#### [STATED PROBLEM]
Entries follow. Set all of them down as they stand.

*** DATASET ENTRIES

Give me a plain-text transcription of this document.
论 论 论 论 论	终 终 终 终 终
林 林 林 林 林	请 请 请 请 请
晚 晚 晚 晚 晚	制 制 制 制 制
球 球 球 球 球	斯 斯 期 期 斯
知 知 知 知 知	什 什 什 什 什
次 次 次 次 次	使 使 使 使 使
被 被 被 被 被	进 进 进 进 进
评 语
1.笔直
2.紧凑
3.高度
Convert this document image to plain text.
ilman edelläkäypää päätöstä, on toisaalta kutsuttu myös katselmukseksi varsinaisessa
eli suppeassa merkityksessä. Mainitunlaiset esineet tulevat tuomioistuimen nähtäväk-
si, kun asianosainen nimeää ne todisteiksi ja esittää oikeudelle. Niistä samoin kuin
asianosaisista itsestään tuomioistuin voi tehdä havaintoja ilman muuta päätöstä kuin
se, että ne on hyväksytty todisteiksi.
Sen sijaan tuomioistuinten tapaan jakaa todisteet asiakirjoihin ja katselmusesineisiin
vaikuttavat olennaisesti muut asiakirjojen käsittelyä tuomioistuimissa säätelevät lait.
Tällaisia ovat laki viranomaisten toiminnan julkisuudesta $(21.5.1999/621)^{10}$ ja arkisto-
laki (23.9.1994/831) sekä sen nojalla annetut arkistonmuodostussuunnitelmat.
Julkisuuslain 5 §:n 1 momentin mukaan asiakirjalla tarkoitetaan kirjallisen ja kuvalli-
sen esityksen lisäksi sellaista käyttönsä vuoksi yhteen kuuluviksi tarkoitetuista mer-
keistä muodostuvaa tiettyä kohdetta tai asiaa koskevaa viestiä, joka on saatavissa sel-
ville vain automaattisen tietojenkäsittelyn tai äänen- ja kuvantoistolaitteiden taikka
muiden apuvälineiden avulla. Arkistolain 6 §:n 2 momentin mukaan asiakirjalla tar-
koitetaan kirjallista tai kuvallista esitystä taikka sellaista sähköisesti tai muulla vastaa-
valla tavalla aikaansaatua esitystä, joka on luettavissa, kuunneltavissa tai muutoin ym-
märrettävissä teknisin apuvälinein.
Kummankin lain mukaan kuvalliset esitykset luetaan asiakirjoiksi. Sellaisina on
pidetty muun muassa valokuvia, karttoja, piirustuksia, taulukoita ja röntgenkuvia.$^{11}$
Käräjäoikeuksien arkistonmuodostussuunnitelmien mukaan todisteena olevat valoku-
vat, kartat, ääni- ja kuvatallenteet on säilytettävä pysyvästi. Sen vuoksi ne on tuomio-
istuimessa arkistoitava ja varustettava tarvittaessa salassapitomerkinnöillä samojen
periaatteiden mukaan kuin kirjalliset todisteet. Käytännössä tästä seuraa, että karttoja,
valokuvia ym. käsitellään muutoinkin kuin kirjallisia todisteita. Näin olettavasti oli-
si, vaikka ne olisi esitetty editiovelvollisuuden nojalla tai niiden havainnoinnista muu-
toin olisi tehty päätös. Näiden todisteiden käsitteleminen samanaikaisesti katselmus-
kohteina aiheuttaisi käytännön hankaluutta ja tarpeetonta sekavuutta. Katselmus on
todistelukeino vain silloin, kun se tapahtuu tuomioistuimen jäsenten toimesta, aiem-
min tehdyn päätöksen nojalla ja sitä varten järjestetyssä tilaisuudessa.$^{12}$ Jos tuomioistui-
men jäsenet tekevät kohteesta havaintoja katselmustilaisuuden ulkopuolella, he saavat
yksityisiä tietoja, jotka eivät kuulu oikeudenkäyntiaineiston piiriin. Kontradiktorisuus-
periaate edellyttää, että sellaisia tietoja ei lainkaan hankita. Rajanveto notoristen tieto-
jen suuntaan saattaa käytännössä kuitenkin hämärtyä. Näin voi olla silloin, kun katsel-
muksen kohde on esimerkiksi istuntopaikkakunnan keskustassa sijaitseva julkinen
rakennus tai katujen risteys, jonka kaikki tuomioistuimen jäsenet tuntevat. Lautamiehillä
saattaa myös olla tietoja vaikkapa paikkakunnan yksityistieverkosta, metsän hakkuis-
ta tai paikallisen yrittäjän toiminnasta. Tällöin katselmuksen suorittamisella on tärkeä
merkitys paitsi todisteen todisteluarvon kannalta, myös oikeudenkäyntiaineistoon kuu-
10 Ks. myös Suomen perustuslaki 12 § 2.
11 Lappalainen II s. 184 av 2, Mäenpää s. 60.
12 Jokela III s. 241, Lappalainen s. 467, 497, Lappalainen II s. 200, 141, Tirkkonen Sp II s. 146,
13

******

#### [WRITTEN REPLY]
Give me a plain-text transcription of this document.
论 论 论 论 论	终 终 终 终 终
林 林 林 林 林	请 请 请 请 请
晚 晚 晚 晚 晚	制 制 制 制 制
球 球 球 球 球	斯 斯 期 期 斯
知 知 知 知 知	什 什 什 什 什
次 次 次 次 次	使 使 使 使 使
被 被 被 被 被	进 进 进 进 进
评 语
1.笔直
2.紧凑
3.高度
Convert this document image to plain text.
ilman edelläkäypää päätöstä, on toisaalta kutsuttu myös katselmukseksi varsinaisessa
eli suppeassa merkityksessä. Mainitunlaiset esineet tulevat tuomioistuimen nähtäväk-
si, kun asianosainen nimeää ne todisteiksi ja esittää oikeudelle. Niistä samoin kuin
asianosaisista itsestään tuomioistuin voi tehdä havaintoja ilman muuta päätöstä kuin
se, että ne on hyväksytty todisteiksi.
Sen sijaan tuomioistuinten tapaan jakaa todisteet asiakirjoihin ja katselmusesineisiin
vaikuttavat olennaisesti muut asiakirjojen käsittelyä tuomioistuimissa säätelevät lait.
Tällaisia ovat laki viranomaisten toiminnan julkisuudesta $(21.5.1999/621)^{10}$ ja arkisto-
laki (23.9.1994/831) sekä sen nojalla annetut arkistonmuodostussuunnitelmat.
Julkisuuslain 5 §:n 1 momentin mukaan asiakirjalla tarkoitetaan kirjallisen ja kuvalli-
sen esityksen lisäksi sellaista käyttönsä vuoksi yhteen kuuluviksi tarkoitetuista mer-
keistä muodostuvaa tiettyä kohdetta tai asiaa koskevaa viestiä, joka on saatavissa sel-
ville vain automaattisen tietojenkäsittelyn tai äänen- ja kuvantoistolaitteiden taikka
muiden apuvälineiden avulla. Arkistolain 6 §:n 2 momentin mukaan asiakirjalla tar-
koitetaan kirjallista tai kuvallista esitystä taikka sellaista sähköisesti tai muulla vastaa-
valla tavalla aikaansaatua esitystä, joka on luettavissa, kuunneltavissa tai muutoin ym-
märrettävissä teknisin apuvälinein.
Kummankin lain mukaan kuvalliset esitykset luetaan asiakirjoiksi. Sellaisina on
pidetty muun muassa valokuvia, karttoja, piirustuksia, taulukoita ja röntgenkuvia.$^{11}$
Käräjäoikeuksien arkistonmuodostussuunnitelmien mukaan todisteena olevat valoku-
vat, kartat, ääni- ja kuvatallenteet on säilytettävä pysyvästi. Sen vuoksi ne on tuomio-
istuimessa arkistoitava ja varustettava tarvittaessa salassapitomerkinnöillä samojen
periaatteiden mukaan kuin kirjalliset todisteet. Käytännössä tästä seuraa, että karttoja,
valokuvia ym. käsitellään muutoinkin kuin kirjallisia todisteita. Näin olettavasti oli-
si, vaikka ne olisi esitetty editiovelvollisuuden nojalla tai niiden havainnoinnista muu-
toin olisi tehty päätös. Näiden todisteiden käsitteleminen samanaikaisesti katselmus-
kohteina aiheuttaisi käytännön hankaluutta ja tarpeetonta sekavuutta. Katselmus on
todistelukeino vain silloin, kun se tapahtuu tuomioistuimen jäsenten toimesta, aiem-
min tehdyn päätöksen nojalla ja sitä varten järjestetyssä tilaisuudessa.$^{12}$ Jos tuomioistui-
men jäsenet tekevät kohteesta havaintoja katselmustilaisuuden ulkopuolella, he saavat
yksityisiä tietoja, jotka eivät kuulu oikeudenkäyntiaineiston piiriin. Kontradiktorisuus-
periaate edellyttää, että sellaisia tietoja ei lainkaan hankita. Rajanveto notoristen tieto-
jen suuntaan saattaa käytännössä kuitenkin hämärtyä. Näin voi olla silloin, kun katsel-
muksen kohde on esimerkiksi istuntopaikkakunnan keskustassa sijaitseva julkinen
rakennus tai katujen risteys, jonka kaikki tuomioistuimen jäsenet tuntevat. Lautamiehillä
saattaa myös olla tietoja vaikkapa paikkakunnan yksityistieverkosta, metsän hakkuis-
ta tai paikallisen yrittäjän toiminnasta. Tällöin katselmuksen suorittamisella on tärkeä
merkitys paitsi todisteen todisteluarvon kannalta, myös oikeudenkäyntiaineistoon kuu-
10 Ks. myös Suomen perustuslaki 12 § 2.
11 Lappalainen II s. 184 av 2, Mäenpää s. 60.
12 Jokela III s. 241, Lappalainen s. 467, 497, Lappalainen II s. 200, 141, Tirkkonen Sp II s. 146,
13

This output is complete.